Find every line in the items below that contains the string "Watch", and copy each of those lines. Case counts.
--- Start of Records provided ---
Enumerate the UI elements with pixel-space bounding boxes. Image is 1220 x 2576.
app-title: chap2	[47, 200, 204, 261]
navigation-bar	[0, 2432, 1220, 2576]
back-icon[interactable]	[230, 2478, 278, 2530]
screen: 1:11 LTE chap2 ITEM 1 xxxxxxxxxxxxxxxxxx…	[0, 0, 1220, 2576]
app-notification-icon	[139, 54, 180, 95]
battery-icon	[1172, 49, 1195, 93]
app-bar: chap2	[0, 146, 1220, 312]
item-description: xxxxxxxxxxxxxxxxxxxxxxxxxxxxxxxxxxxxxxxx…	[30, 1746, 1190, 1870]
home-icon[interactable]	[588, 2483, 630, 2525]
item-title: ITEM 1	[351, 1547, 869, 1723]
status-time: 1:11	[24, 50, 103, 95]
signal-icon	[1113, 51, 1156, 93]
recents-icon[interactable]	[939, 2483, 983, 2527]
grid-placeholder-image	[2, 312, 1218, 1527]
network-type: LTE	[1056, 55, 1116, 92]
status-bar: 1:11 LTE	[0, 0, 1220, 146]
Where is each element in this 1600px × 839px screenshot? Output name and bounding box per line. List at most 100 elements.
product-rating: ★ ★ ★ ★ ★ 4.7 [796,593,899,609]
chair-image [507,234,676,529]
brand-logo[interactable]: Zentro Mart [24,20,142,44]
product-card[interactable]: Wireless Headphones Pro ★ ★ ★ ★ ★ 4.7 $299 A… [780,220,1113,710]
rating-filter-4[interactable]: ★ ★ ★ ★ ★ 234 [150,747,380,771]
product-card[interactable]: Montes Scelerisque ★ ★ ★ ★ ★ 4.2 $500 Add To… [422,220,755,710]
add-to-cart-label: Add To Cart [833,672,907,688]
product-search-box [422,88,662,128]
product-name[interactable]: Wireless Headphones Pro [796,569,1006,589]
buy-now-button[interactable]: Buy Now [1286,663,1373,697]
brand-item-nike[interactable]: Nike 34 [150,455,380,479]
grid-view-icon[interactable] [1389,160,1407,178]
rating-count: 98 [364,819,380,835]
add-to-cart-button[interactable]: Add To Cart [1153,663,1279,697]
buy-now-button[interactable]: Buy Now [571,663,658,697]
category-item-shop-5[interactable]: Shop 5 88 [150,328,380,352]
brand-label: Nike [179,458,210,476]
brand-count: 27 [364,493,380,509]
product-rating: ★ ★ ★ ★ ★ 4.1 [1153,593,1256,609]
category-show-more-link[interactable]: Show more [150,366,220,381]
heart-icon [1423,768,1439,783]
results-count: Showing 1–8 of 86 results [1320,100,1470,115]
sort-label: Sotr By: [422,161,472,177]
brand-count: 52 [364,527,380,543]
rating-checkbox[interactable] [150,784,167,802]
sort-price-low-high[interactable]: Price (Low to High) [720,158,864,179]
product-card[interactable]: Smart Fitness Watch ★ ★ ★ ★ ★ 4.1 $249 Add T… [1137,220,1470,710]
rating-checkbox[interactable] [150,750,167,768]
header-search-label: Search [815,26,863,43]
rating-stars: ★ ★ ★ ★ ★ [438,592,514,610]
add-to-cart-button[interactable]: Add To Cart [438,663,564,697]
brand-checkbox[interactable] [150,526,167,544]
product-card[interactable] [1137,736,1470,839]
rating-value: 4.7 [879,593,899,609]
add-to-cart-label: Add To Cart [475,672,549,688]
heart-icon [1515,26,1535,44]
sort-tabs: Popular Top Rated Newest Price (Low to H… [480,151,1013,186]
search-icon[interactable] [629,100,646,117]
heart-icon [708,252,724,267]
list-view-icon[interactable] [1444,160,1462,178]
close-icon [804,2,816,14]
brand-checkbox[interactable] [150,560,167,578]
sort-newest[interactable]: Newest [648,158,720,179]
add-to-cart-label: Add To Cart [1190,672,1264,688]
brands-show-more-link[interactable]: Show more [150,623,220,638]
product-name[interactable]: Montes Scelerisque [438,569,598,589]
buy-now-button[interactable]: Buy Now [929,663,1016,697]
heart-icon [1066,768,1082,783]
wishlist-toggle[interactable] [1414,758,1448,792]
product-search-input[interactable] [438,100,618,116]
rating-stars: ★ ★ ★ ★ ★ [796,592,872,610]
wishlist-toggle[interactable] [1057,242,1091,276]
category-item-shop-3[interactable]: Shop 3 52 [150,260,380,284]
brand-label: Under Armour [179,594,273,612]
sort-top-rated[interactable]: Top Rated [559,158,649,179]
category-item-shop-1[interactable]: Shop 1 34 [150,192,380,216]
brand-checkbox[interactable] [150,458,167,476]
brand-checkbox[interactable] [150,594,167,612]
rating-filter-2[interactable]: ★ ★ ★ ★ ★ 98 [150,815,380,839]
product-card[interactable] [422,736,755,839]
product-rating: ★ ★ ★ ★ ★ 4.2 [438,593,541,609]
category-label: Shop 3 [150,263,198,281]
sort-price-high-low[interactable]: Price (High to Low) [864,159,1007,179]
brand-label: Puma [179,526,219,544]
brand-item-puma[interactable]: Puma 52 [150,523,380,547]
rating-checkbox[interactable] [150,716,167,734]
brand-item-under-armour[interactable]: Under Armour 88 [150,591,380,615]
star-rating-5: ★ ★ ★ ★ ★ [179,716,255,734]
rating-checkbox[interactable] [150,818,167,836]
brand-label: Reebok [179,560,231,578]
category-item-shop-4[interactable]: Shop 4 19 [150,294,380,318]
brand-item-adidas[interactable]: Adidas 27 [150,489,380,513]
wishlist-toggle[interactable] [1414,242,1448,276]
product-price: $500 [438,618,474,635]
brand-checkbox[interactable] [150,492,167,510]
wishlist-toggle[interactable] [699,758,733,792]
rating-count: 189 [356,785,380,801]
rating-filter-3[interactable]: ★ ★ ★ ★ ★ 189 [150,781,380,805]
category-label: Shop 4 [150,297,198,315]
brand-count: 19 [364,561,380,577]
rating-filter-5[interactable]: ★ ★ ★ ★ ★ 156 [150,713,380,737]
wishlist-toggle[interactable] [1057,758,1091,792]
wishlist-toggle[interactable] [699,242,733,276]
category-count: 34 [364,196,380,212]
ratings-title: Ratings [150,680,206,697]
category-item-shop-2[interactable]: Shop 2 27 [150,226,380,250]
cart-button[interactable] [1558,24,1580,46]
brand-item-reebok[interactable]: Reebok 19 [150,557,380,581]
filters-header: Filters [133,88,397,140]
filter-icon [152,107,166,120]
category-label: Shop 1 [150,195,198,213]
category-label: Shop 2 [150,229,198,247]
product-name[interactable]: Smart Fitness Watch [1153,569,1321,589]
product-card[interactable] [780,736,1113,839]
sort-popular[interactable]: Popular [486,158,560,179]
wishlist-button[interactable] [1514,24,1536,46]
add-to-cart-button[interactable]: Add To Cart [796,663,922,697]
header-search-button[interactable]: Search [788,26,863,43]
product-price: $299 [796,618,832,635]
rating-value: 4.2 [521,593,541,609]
--- End of Records provided ---
▶ **Task answer**:
product-card[interactable]: Smart Fitness Watch ★ ★ ★ ★ ★ 4.1 $249 Add T… [1137,220,1470,710]
product-name[interactable]: Smart Fitness Watch [1153,569,1321,589]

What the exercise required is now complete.